--- Task to complete ---
Determine the number of lines where "санитарные" occurs and reply with that number by itself.

--- Data provided ---

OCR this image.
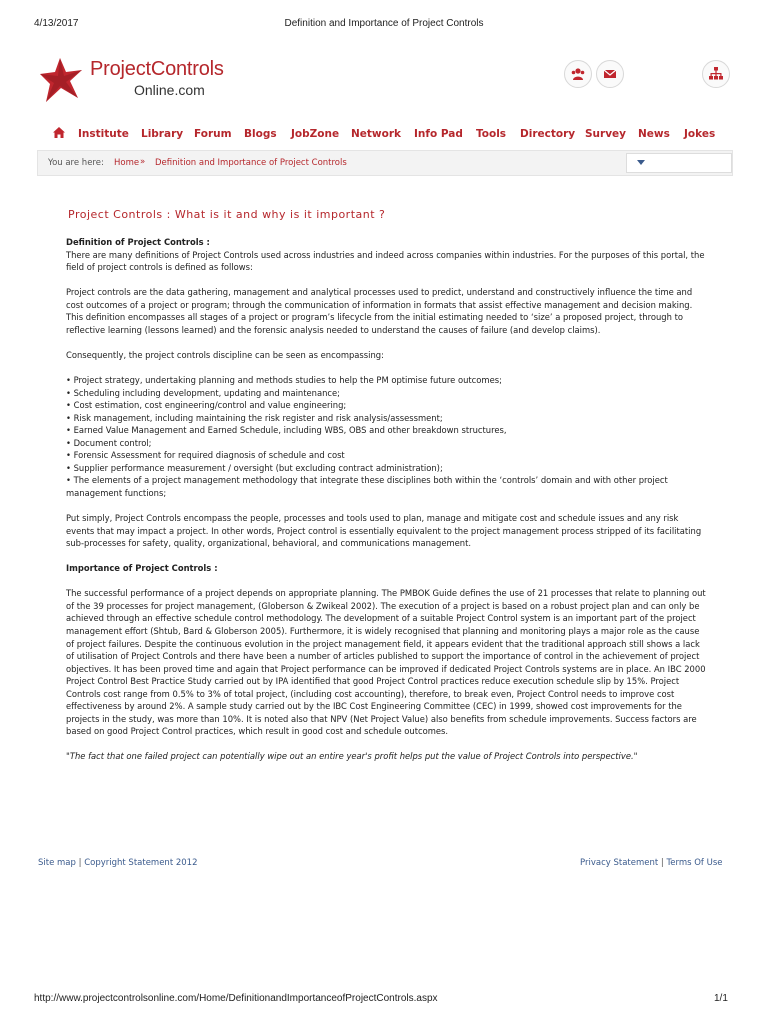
4/13/2017	Definition and Importance of Project Controls
ProjectControls
Online.com
Institute Library Forum Blogs JobZone Network Info Pad Tools Directory Survey News Jokes
You are here: Home » Definition and Importance of Project Controls
Project Controls : What is it and why is it important ?
Definition of Project Controls :

There are many definitions of Project Controls used across industries and indeed across companies within industries. For the purposes of this portal, the field of project controls is defined as follows:

Project controls are the data gathering, management and analytical processes used to predict, understand and constructively influence the time and cost outcomes of a project or program; through the communication of information in formats that assist effective management and decision making. This definition encompasses all stages of a project or program’s lifecycle from the initial estimating needed to ‘size’ a proposed project, through to reflective learning (lessons learned) and the forensic analysis needed to understand the causes of failure (and develop claims).

Consequently, the project controls discipline can be seen as encompassing:

• Project strategy, undertaking planning and methods studies to help the PM optimise future outcomes;
• Scheduling including development, updating and maintenance;
• Cost estimation, cost engineering/control and value engineering;
• Risk management, including maintaining the risk register and risk analysis/assessment;
• Earned Value Management and Earned Schedule, including WBS, OBS and other breakdown structures,
• Document control;
• Forensic Assessment for required diagnosis of schedule and cost
• Supplier performance measurement / oversight (but excluding contract administration);
• The elements of a project management methodology that integrate these disciplines both within the ‘controls’ domain and with other project management functions;

Put simply, Project Controls encompass the people, processes and tools used to plan, manage and mitigate cost and schedule issues and any risk events that may impact a project. In other words, Project control is essentially equivalent to the project management process stripped of its facilitating sub-processes for safety, quality, organizational, behavioral, and communications management.

Importance of Project Controls :

The successful performance of a project depends on appropriate planning. The PMBOK Guide defines the use of 21 processes that relate to planning out of the 39 processes for project management, (Globerson & Zwikeal 2002). The execution of a project is based on a robust project plan and can only be achieved through an effective schedule control methodology. The development of a suitable Project Control system is an important part of the project management effort (Shtub, Bard & Globerson 2005). Furthermore, it is widely recognised that planning and monitoring plays a major role as the cause of project failures. Despite the continuous evolution in the project management field, it appears evident that the traditional approach still shows a lack of utilisation of Project Controls and there have been a number of articles published to support the importance of control in the achievement of project objectives. It has been proved time and again that Project performance can be improved if dedicated Project Controls systems are in place. An IBC 2000 Project Control Best Practice Study carried out by IPA identified that good Project Control practices reduce execution schedule slip by 15%. Project Controls cost range from 0.5% to 3% of total project, (including cost accounting), therefore, to break even, Project Control needs to improve cost effectiveness by around 2%. A sample study carried out by the IBC Cost Engineering Committee (CEC) in 1999, showed cost improvements for the projects in the study, was more than 10%. It is noted also that NPV (Net Project Value) also benefits from schedule improvements. Success factors are based on good Project Control practices, which result in good cost and schedule outcomes.

"The fact that one failed project can potentially wipe out an entire year's profit helps put the value of Project Controls into perspective."

Site map | Copyright Statement 2012	Privacy Statement | Terms Of Use
http://www.projectcontrolsonline.com/Home/DefinitionandImportanceofProjectControls.aspx	1/1
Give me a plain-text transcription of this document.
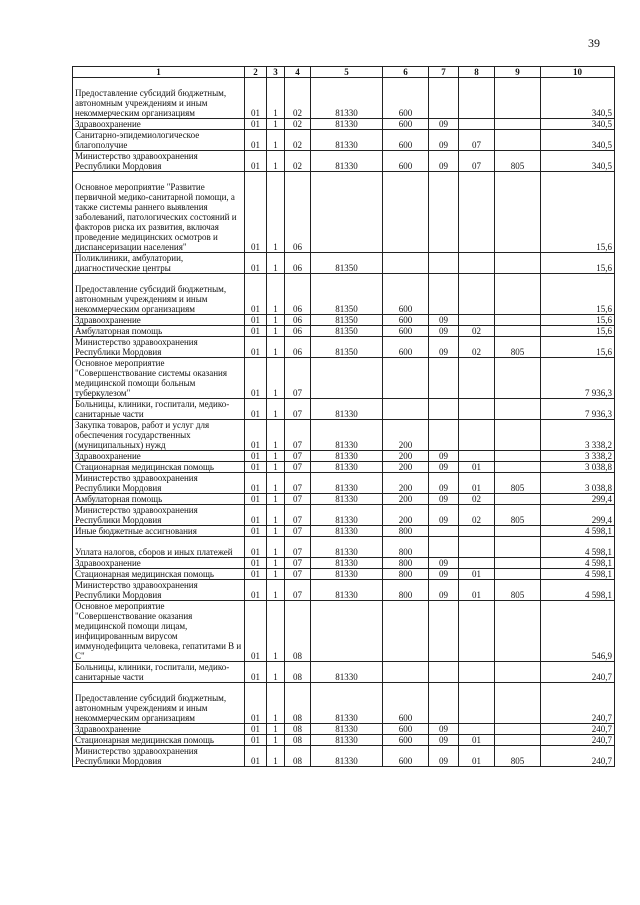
39
1	2	3	4	5	6	7	8	9	10
Предоставление субсидий бюджетным, автономным учреждениям и иным некоммерческим организациям	01	1	02	81330	600				340,5
Здравоохранение	01	1	02	81330	600	09			340,5
Санитарно-эпидемиологическое благополучие	01	1	02	81330	600	09	07		340,5
Министерство здравоохранения Республики Мордовия	01	1	02	81330	600	09	07	805	340,5
Основное мероприятие "Развитие первичной медико-санитарной помощи, а также системы раннего выявления заболеваний, патологических состояний и факторов риска их развития, включая проведение медицинских осмотров и диспансеризации населения"	01	1	06						15,6
Поликлиники, амбулатории, диагностические центры	01	1	06	81350					15,6
Предоставление субсидий бюджетным, автономным учреждениям и иным некоммерческим организациям	01	1	06	81350	600				15,6
Здравоохранение	01	1	06	81350	600	09			15,6
Амбулаторная помощь	01	1	06	81350	600	09	02		15,6
Министерство здравоохранения Республики Мордовия	01	1	06	81350	600	09	02	805	15,6
Основное мероприятие "Совершенствование системы оказания медицинской помощи больным туберкулезом"	01	1	07						7 936,3
Больницы, клиники, госпитали, медико-санитарные части	01	1	07	81330					7 936,3
Закупка товаров, работ и услуг для обеспечения государственных (муниципальных) нужд	01	1	07	81330	200				3 338,2
Здравоохранение	01	1	07	81330	200	09			3 338,2
Стационарная медицинская помощь	01	1	07	81330	200	09	01		3 038,8
Министерство здравоохранения Республики Мордовия	01	1	07	81330	200	09	01	805	3 038,8
Амбулаторная помощь	01	1	07	81330	200	09	02		299,4
Министерство здравоохранения Республики Мордовия	01	1	07	81330	200	09	02	805	299,4
Иные бюджетные ассигнования	01	1	07	81330	800				4 598,1
Уплата налогов, сборов и иных платежей	01	1	07	81330	800				4 598,1
Здравоохранение	01	1	07	81330	800	09			4 598,1
Стационарная медицинская помощь	01	1	07	81330	800	09	01		4 598,1
Министерство здравоохранения Республики Мордовия	01	1	07	81330	800	09	01	805	4 598,1
Основное мероприятие "Совершенствование оказания медицинской помощи лицам, инфицированным вирусом иммунодефицита человека, гепатитами В и С"	01	1	08						546,9
Больницы, клиники, госпитали, медико-санитарные части	01	1	08	81330					240,7
Предоставление субсидий бюджетным, автономным учреждениям и иным некоммерческим организациям	01	1	08	81330	600				240,7
Здравоохранение	01	1	08	81330	600	09			240,7
Стационарная медицинская помощь	01	1	08	81330	600	09	01		240,7
Министерство здравоохранения Республики Мордовия	01	1	08	81330	600	09	01	805	240,7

--- Exercise response ---
2